• _Direction_
Transcribe the material exactly. Images do not belong in the copy.

++++++

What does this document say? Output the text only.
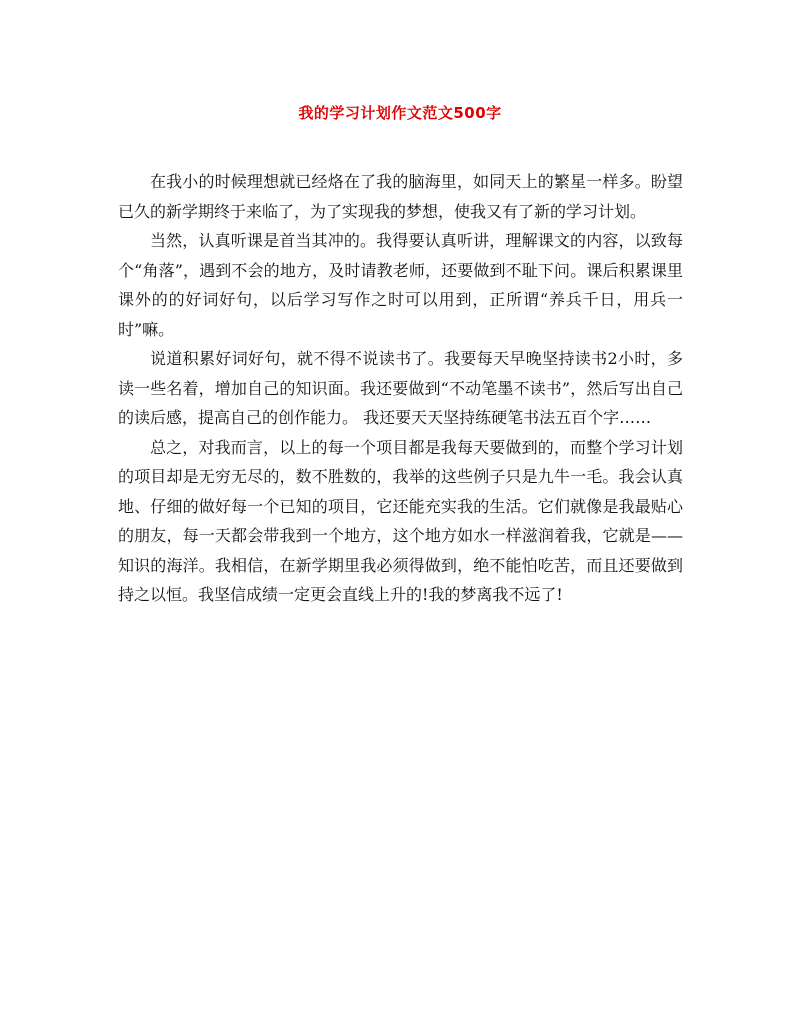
我的学习计划作文范文500字

在我小的时候理想就已经烙在了我的脑海里，如同天上的繁星一样多。盼望已久的新学期终于来临了，为了实现我的梦想，使我又有了新的学习计划。

当然，认真听课是首当其冲的。我得要认真听讲，理解课文的内容，以致每个“角落”，遇到不会的地方，及时请教老师，还要做到不耻下问。课后积累课里课外的的好词好句，以后学习写作之时可以用到，正所谓“养兵千日，用兵一时”嘛。

说道积累好词好句，就不得不说读书了。我要每天早晚坚持读书2小时，多读一些名着，增加自己的知识面。我还要做到“不动笔墨不读书”，然后写出自己的读后感，提高自己的创作能力。 我还要天天坚持练硬笔书法五百个字……

总之，对我而言，以上的每一个项目都是我每天要做到的，而整个学习计划的项目却是无穷无尽的，数不胜数的，我举的这些例子只是九牛一毛。我会认真地、仔细的做好每一个已知的项目，它还能充实我的生活。它们就像是我最贴心的朋友，每一天都会带我到一个地方，这个地方如水一样滋润着我，它就是——知识的海洋。我相信，在新学期里我必须得做到，绝不能怕吃苦，而且还要做到持之以恒。我坚信成绩一定更会直线上升的!我的梦离我不远了!
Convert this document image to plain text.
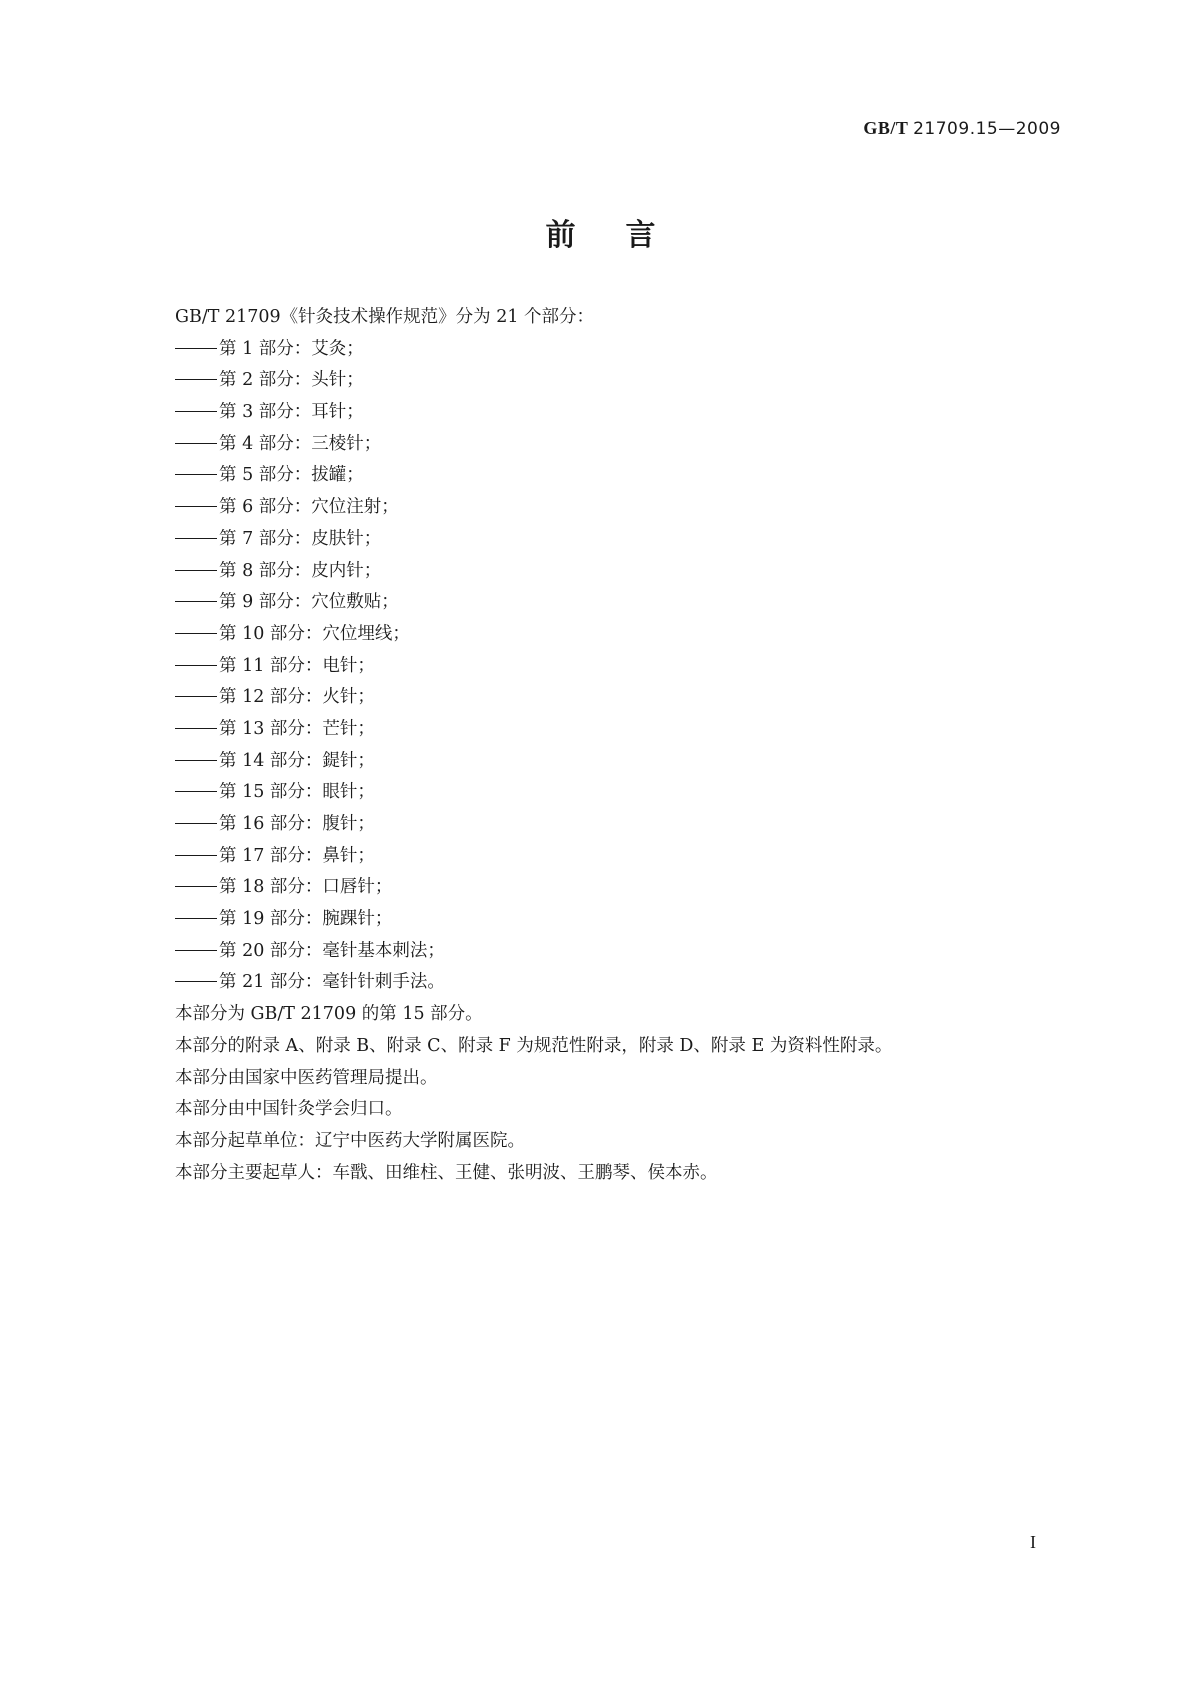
GB/T 21709.15—2009
前言
GB/T 21709《针灸技术操作规范》分为 21 个部分：
第 1 部分：艾灸；
第 2 部分：头针；
第 3 部分：耳针；
第 4 部分：三棱针；
第 5 部分：拔罐；
第 6 部分：穴位注射；
第 7 部分：皮肤针；
第 8 部分：皮内针；
第 9 部分：穴位敷贴；
第 10 部分：穴位埋线；
第 11 部分：电针；
第 12 部分：火针；
第 13 部分：芒针；
第 14 部分：鍉针；
第 15 部分：眼针；
第 16 部分：腹针；
第 17 部分：鼻针；
第 18 部分：口唇针；
第 19 部分：腕踝针；
第 20 部分：毫针基本刺法；
第 21 部分：毫针针刺手法。
本部分为 GB/T 21709 的第 15 部分。
本部分的附录 A、附录 B、附录 C、附录 F 为规范性附录，附录 D、附录 E 为资料性附录。
本部分由国家中医药管理局提出。
本部分由中国针灸学会归口。
本部分起草单位：辽宁中医药大学附属医院。
本部分主要起草人：车戬、田维柱、王健、张明波、王鹏琴、侯本赤。
I
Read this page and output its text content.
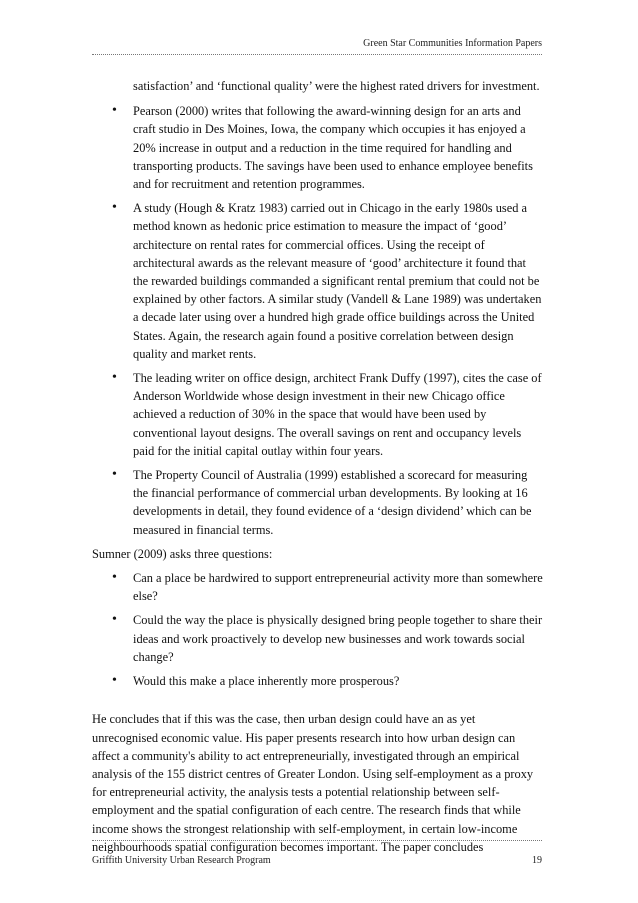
Green Star Communities Information Papers

satisfaction’ and ‘functional quality’ were the highest rated drivers for investment.

• Pearson (2000) writes that following the award-winning design for an arts and craft studio in Des Moines, Iowa, the company which occupies it has enjoyed a 20% increase in output and a reduction in the time required for handling and transporting products. The savings have been used to enhance employee benefits and for recruitment and retention programmes.
• A study (Hough & Kratz 1983) carried out in Chicago in the early 1980s used a method known as hedonic price estimation to measure the impact of ‘good’ architecture on rental rates for commercial offices. Using the receipt of architectural awards as the relevant measure of ‘good’ architecture it found that the rewarded buildings commanded a significant rental premium that could not be explained by other factors. A similar study (Vandell & Lane 1989) was undertaken a decade later using over a hundred high grade office buildings across the United States. Again, the research again found a positive correlation between design quality and market rents.
• The leading writer on office design, architect Frank Duffy (1997), cites the case of Anderson Worldwide whose design investment in their new Chicago office achieved a reduction of 30% in the space that would have been used by conventional layout designs. The overall savings on rent and occupancy levels paid for the initial capital outlay within four years.
• The Property Council of Australia (1999) established a scorecard for measuring the financial performance of commercial urban developments. By looking at 16 developments in detail, they found evidence of a ‘design dividend’ which can be measured in financial terms.

Sumner (2009) asks three questions:

• Can a place be hardwired to support entrepreneurial activity more than somewhere else?
• Could the way the place is physically designed bring people together to share their ideas and work proactively to develop new businesses and work towards social change?
• Would this make a place inherently more prosperous?

He concludes that if this was the case, then urban design could have an as yet unrecognised economic value. His paper presents research into how urban design can affect a community's ability to act entrepreneurially, investigated through an empirical analysis of the 155 district centres of Greater London. Using self-employment as a proxy for entrepreneurial activity, the analysis tests a potential relationship between self-employment and the spatial configuration of each centre. The research finds that while income shows the strongest relationship with self-employment, in certain low-income neighbourhoods spatial configuration becomes important. The paper concludes

Griffith University Urban Research Program	19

++++++

• _Answer for the task_
What does this document say? Output the text only.
我的学习计划作文范文500字

在我小的时候理想就已经烙在了我的脑海里，如同天上的繁星一样多。盼望已久的新学期终于来临了，为了实现我的梦想，使我又有了新的学习计划。

当然，认真听课是首当其冲的。我得要认真听讲，理解课文的内容，以致每个“角落”，遇到不会的地方，及时请教老师，还要做到不耻下问。课后积累课里课外的的好词好句，以后学习写作之时可以用到，正所谓“养兵千日，用兵一时”嘛。

说道积累好词好句，就不得不说读书了。我要每天早晚坚持读书2小时，多读一些名着，增加自己的知识面。我还要做到“不动笔墨不读书”，然后写出自己的读后感，提高自己的创作能力。 我还要天天坚持练硬笔书法五百个字……

总之，对我而言，以上的每一个项目都是我每天要做到的，而整个学习计划的项目却是无穷无尽的，数不胜数的，我举的这些例子只是九牛一毛。我会认真地、仔细的做好每一个已知的项目，它还能充实我的生活。它们就像是我最贴心的朋友，每一天都会带我到一个地方，这个地方如水一样滋润着我，它就是——知识的海洋。我相信，在新学期里我必须得做到，绝不能怕吃苦，而且还要做到持之以恒。我坚信成绩一定更会直线上升的!我的梦离我不远了!
Convert this document image to plain text.
GB/T 21709.15—2009
前言
GB/T 21709《针灸技术操作规范》分为 21 个部分：
第 1 部分：艾灸；
第 2 部分：头针；
第 3 部分：耳针；
第 4 部分：三棱针；
第 5 部分：拔罐；
第 6 部分：穴位注射；
第 7 部分：皮肤针；
第 8 部分：皮内针；
第 9 部分：穴位敷贴；
第 10 部分：穴位埋线；
第 11 部分：电针；
第 12 部分：火针；
第 13 部分：芒针；
第 14 部分：鍉针；
第 15 部分：眼针；
第 16 部分：腹针；
第 17 部分：鼻针；
第 18 部分：口唇针；
第 19 部分：腕踝针；
第 20 部分：毫针基本刺法；
第 21 部分：毫针针刺手法。
本部分为 GB/T 21709 的第 15 部分。
本部分的附录 A、附录 B、附录 C、附录 F 为规范性附录，附录 D、附录 E 为资料性附录。
本部分由国家中医药管理局提出。
本部分由中国针灸学会归口。
本部分起草单位：辽宁中医药大学附属医院。
本部分主要起草人：车戬、田维柱、王健、张明波、王鹏琴、侯本赤。
I
Read this page and output its text content.
Green Star Communities Information Papers

satisfaction’ and ‘functional quality’ were the highest rated drivers for investment.

• Pearson (2000) writes that following the award-winning design for an arts and craft studio in Des Moines, Iowa, the company which occupies it has enjoyed a 20% increase in output and a reduction in the time required for handling and transporting products. The savings have been used to enhance employee benefits and for recruitment and retention programmes.
• A study (Hough & Kratz 1983) carried out in Chicago in the early 1980s used a method known as hedonic price estimation to measure the impact of ‘good’ architecture on rental rates for commercial offices. Using the receipt of architectural awards as the relevant measure of ‘good’ architecture it found that the rewarded buildings commanded a significant rental premium that could not be explained by other factors. A similar study (Vandell & Lane 1989) was undertaken a decade later using over a hundred high grade office buildings across the United States. Again, the research again found a positive correlation between design quality and market rents.
• The leading writer on office design, architect Frank Duffy (1997), cites the case of Anderson Worldwide whose design investment in their new Chicago office achieved a reduction of 30% in the space that would have been used by conventional layout designs. The overall savings on rent and occupancy levels paid for the initial capital outlay within four years.
• The Property Council of Australia (1999) established a scorecard for measuring the financial performance of commercial urban developments. By looking at 16 developments in detail, they found evidence of a ‘design dividend’ which can be measured in financial terms.

Sumner (2009) asks three questions:

• Can a place be hardwired to support entrepreneurial activity more than somewhere else?
• Could the way the place is physically designed bring people together to share their ideas and work proactively to develop new businesses and work towards social change?
• Would this make a place inherently more prosperous?

He concludes that if this was the case, then urban design could have an as yet unrecognised economic value. His paper presents research into how urban design can affect a community's ability to act entrepreneurially, investigated through an empirical analysis of the 155 district centres of Greater London. Using self-employment as a proxy for entrepreneurial activity, the analysis tests a potential relationship between self-employment and the spatial configuration of each centre. The research finds that while income shows the strongest relationship with self-employment, in certain low-income neighbourhoods spatial configuration becomes important. The paper concludes

Griffith University Urban Research Program	19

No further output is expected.